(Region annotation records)
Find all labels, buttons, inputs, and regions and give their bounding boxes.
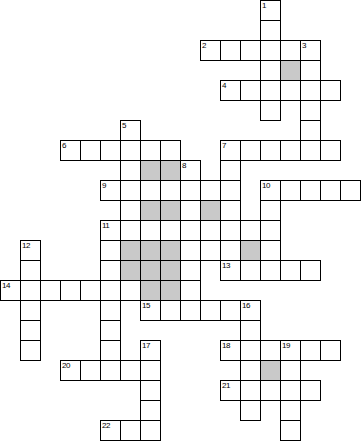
- grid-cell[interactable]: [320, 340, 341, 361]
- shaded-cell: [140, 280, 161, 301]
- grid-cell[interactable]: [180, 200, 201, 221]
- grid-cell[interactable]: 3: [300, 40, 321, 61]
- grid-cell[interactable]: [200, 240, 221, 261]
- grid-cell[interactable]: [300, 140, 321, 161]
- grid-cell[interactable]: [220, 200, 241, 221]
- grid-cell[interactable]: [140, 420, 161, 441]
- grid-cell[interactable]: [280, 260, 301, 281]
- grid-cell[interactable]: [140, 360, 161, 381]
- grid-cell[interactable]: [100, 360, 121, 381]
- grid-cell[interactable]: 16: [240, 300, 261, 321]
- grid-cell[interactable]: [20, 260, 41, 281]
- grid-cell[interactable]: [260, 20, 281, 41]
- grid-cell[interactable]: 19: [280, 340, 301, 361]
- grid-cell[interactable]: 4: [220, 80, 241, 101]
- grid-cell[interactable]: [180, 260, 201, 281]
- grid-cell[interactable]: [220, 40, 241, 61]
- grid-cell[interactable]: 2: [200, 40, 221, 61]
- shaded-cell: [160, 240, 181, 261]
- grid-cell[interactable]: [120, 140, 141, 161]
- clue-number: 18: [222, 341, 230, 350]
- clue-number: 11: [102, 221, 109, 230]
- shaded-cell: [280, 60, 301, 81]
- grid-cell[interactable]: [140, 140, 161, 161]
- clue-number: 3: [302, 41, 306, 50]
- grid-cell[interactable]: [120, 160, 141, 181]
- clue-number: 7: [222, 141, 226, 150]
- shaded-cell: [140, 240, 161, 261]
- grid-cell[interactable]: [180, 300, 201, 321]
- clue-number: 9: [102, 181, 106, 190]
- shaded-cell: [160, 200, 181, 221]
- grid-cell[interactable]: [240, 360, 261, 381]
- grid-cell[interactable]: 13: [220, 260, 241, 281]
- grid-cell[interactable]: [300, 80, 321, 101]
- grid-cell[interactable]: 9: [100, 180, 121, 201]
- grid-cell[interactable]: [280, 420, 301, 441]
- clue-number: 15: [142, 301, 150, 310]
- shaded-cell: [200, 200, 221, 221]
- grid-cell[interactable]: [100, 300, 121, 321]
- grid-cell[interactable]: [280, 360, 301, 381]
- grid-cell[interactable]: [240, 320, 261, 341]
- grid-cell[interactable]: [240, 220, 261, 241]
- grid-cell[interactable]: [180, 280, 201, 301]
- grid-cell[interactable]: [260, 260, 281, 281]
- clue-number: 8: [182, 161, 186, 170]
- clue-number: 4: [222, 81, 226, 90]
- grid-cell[interactable]: [280, 180, 301, 201]
- grid-cell[interactable]: 6: [60, 140, 81, 161]
- grid-cell[interactable]: [100, 240, 121, 261]
- grid-cell[interactable]: [20, 320, 41, 341]
- grid-cell[interactable]: [80, 280, 101, 301]
- grid-cell[interactable]: [240, 260, 261, 281]
- grid-cell[interactable]: [300, 260, 321, 281]
- grid-cell[interactable]: [220, 300, 241, 321]
- clue-number: 12: [22, 241, 30, 250]
- grid-cell[interactable]: 5: [120, 120, 141, 141]
- grid-cell[interactable]: [260, 220, 281, 241]
- grid-cell[interactable]: [160, 220, 181, 241]
- grid-cell[interactable]: [260, 340, 281, 361]
- clue-number: 20: [62, 361, 70, 370]
- grid-cell[interactable]: [300, 380, 321, 401]
- grid-cell[interactable]: 14: [0, 280, 21, 301]
- grid-cell[interactable]: [300, 100, 321, 121]
- grid-cell[interactable]: [120, 420, 141, 441]
- grid-cell[interactable]: 10: [260, 180, 281, 201]
- grid-cell[interactable]: [280, 140, 301, 161]
- grid-cell[interactable]: [120, 360, 141, 381]
- grid-cell[interactable]: [120, 220, 141, 241]
- grid-cell[interactable]: [260, 60, 281, 81]
- grid-cell[interactable]: [220, 180, 241, 201]
- grid-cell[interactable]: [260, 80, 281, 101]
- grid-cell[interactable]: [240, 340, 261, 361]
- clue-number: 5: [122, 121, 126, 130]
- grid-cell[interactable]: 8: [180, 160, 201, 181]
- clue-number: 21: [222, 381, 230, 390]
- shaded-cell: [140, 200, 161, 221]
- clue-number: 2: [202, 41, 206, 50]
- grid-cell[interactable]: [120, 200, 141, 221]
- grid-cell[interactable]: [40, 280, 61, 301]
- grid-cell[interactable]: 22: [100, 420, 121, 441]
- grid-cell[interactable]: [260, 100, 281, 121]
- grid-cell[interactable]: [80, 360, 101, 381]
- grid-cell[interactable]: [260, 40, 281, 61]
- shaded-cell: [140, 160, 161, 181]
- grid-cell[interactable]: [140, 400, 161, 421]
- grid-cell[interactable]: [100, 280, 121, 301]
- clue-number: 13: [222, 261, 230, 270]
- grid-cell[interactable]: [200, 300, 221, 321]
- grid-cell[interactable]: [60, 280, 81, 301]
- grid-cell[interactable]: [240, 80, 261, 101]
- shaded-cell: [160, 280, 181, 301]
- grid-cell[interactable]: [100, 340, 121, 361]
- shaded-cell: [240, 240, 261, 261]
- grid-cell[interactable]: [240, 140, 261, 161]
- grid-cell[interactable]: [220, 240, 241, 261]
- grid-cell[interactable]: 21: [220, 380, 241, 401]
- shaded-cell: [120, 260, 141, 281]
- grid-cell[interactable]: [240, 380, 261, 401]
- grid-cell[interactable]: [180, 180, 201, 201]
- grid-cell[interactable]: [160, 140, 181, 161]
- clue-number: 17: [142, 341, 150, 350]
- grid-cell[interactable]: [140, 380, 161, 401]
- grid-cell[interactable]: [180, 240, 201, 261]
- grid-cell[interactable]: 7: [220, 140, 241, 161]
- grid-cell[interactable]: [120, 280, 141, 301]
- grid-cell[interactable]: [20, 280, 41, 301]
- grid-cell[interactable]: 18: [220, 340, 241, 361]
- grid-cell[interactable]: [320, 80, 341, 101]
- grid-cell[interactable]: [320, 180, 341, 201]
- grid-cell[interactable]: [160, 180, 181, 201]
- grid-cell[interactable]: [140, 220, 161, 241]
- grid-cell[interactable]: [280, 40, 301, 61]
- grid-cell[interactable]: [260, 240, 281, 261]
- grid-cell[interactable]: [220, 160, 241, 181]
- grid-cell[interactable]: 17: [140, 340, 161, 361]
- grid-cell[interactable]: [280, 380, 301, 401]
- shaded-cell: [160, 260, 181, 281]
- clue-number: 19: [282, 341, 290, 350]
- grid-cell[interactable]: [300, 340, 321, 361]
- grid-cell[interactable]: [180, 220, 201, 241]
- grid-cell[interactable]: [300, 60, 321, 81]
- clue-number: 14: [2, 281, 10, 290]
- grid-cell[interactable]: [340, 180, 361, 201]
- clue-number: 10: [262, 181, 270, 190]
- grid-cell[interactable]: [20, 340, 41, 361]
- grid-cell[interactable]: [300, 180, 321, 201]
- shaded-cell: [120, 240, 141, 261]
- grid-cell[interactable]: [100, 260, 121, 281]
- grid-cell[interactable]: [20, 300, 41, 321]
- shaded-cell: [160, 160, 181, 181]
- grid-cell[interactable]: [260, 380, 281, 401]
- shaded-cell: [140, 260, 161, 281]
- grid-cell[interactable]: 1: [260, 0, 281, 21]
- clue-number: 6: [62, 141, 66, 150]
- grid-cell[interactable]: [200, 180, 221, 201]
- grid-cell[interactable]: [220, 220, 241, 241]
- grid-cell[interactable]: [240, 400, 261, 421]
- grid-cell[interactable]: [280, 400, 301, 421]
- clue-number: 22: [102, 421, 110, 430]
- clue-number: 1: [262, 1, 266, 10]
- grid-cell[interactable]: [100, 140, 121, 161]
- grid-cell[interactable]: [300, 120, 321, 141]
- grid-cell[interactable]: [280, 80, 301, 101]
- grid-cell[interactable]: [140, 180, 161, 201]
- grid-cell[interactable]: 11: [100, 220, 121, 241]
- grid-cell[interactable]: [240, 40, 261, 61]
- grid-cell[interactable]: [260, 140, 281, 161]
- grid-cell[interactable]: [200, 220, 221, 241]
- grid-cell[interactable]: 15: [140, 300, 161, 321]
- grid-cell[interactable]: [120, 180, 141, 201]
- shaded-cell: [260, 360, 281, 381]
- grid-cell[interactable]: [100, 320, 121, 341]
- grid-cell[interactable]: 12: [20, 240, 41, 261]
- grid-cell[interactable]: [160, 300, 181, 321]
- grid-cell[interactable]: [80, 140, 101, 161]
- grid-cell[interactable]: 20: [60, 360, 81, 381]
- clue-number: 16: [242, 301, 250, 310]
- grid-cell[interactable]: [320, 140, 341, 161]
- grid-cell[interactable]: [260, 200, 281, 221]
- crossword-grid: 12345678910111213141516171819202122: [0, 0, 361, 441]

### Aim
Rewrite the material from the line with "- grid-cell[interactable]: [320, 340, 341, 361]" to the line with "- grid-cell[interactable]: [140, 420, 161, 441]", swapping "shaded-cell" for "blocked-cell" and leaving everything else as it stands. Give only those lines.

### Solution to the problem
- grid-cell[interactable]: [320, 340, 341, 361]
- blocked-cell: [140, 280, 161, 301]
- grid-cell[interactable]: [180, 200, 201, 221]
- grid-cell[interactable]: 3: [300, 40, 321, 61]
- grid-cell[interactable]: [200, 240, 221, 261]
- grid-cell[interactable]: [300, 140, 321, 161]
- grid-cell[interactable]: [220, 200, 241, 221]
- grid-cell[interactable]: [140, 420, 161, 441]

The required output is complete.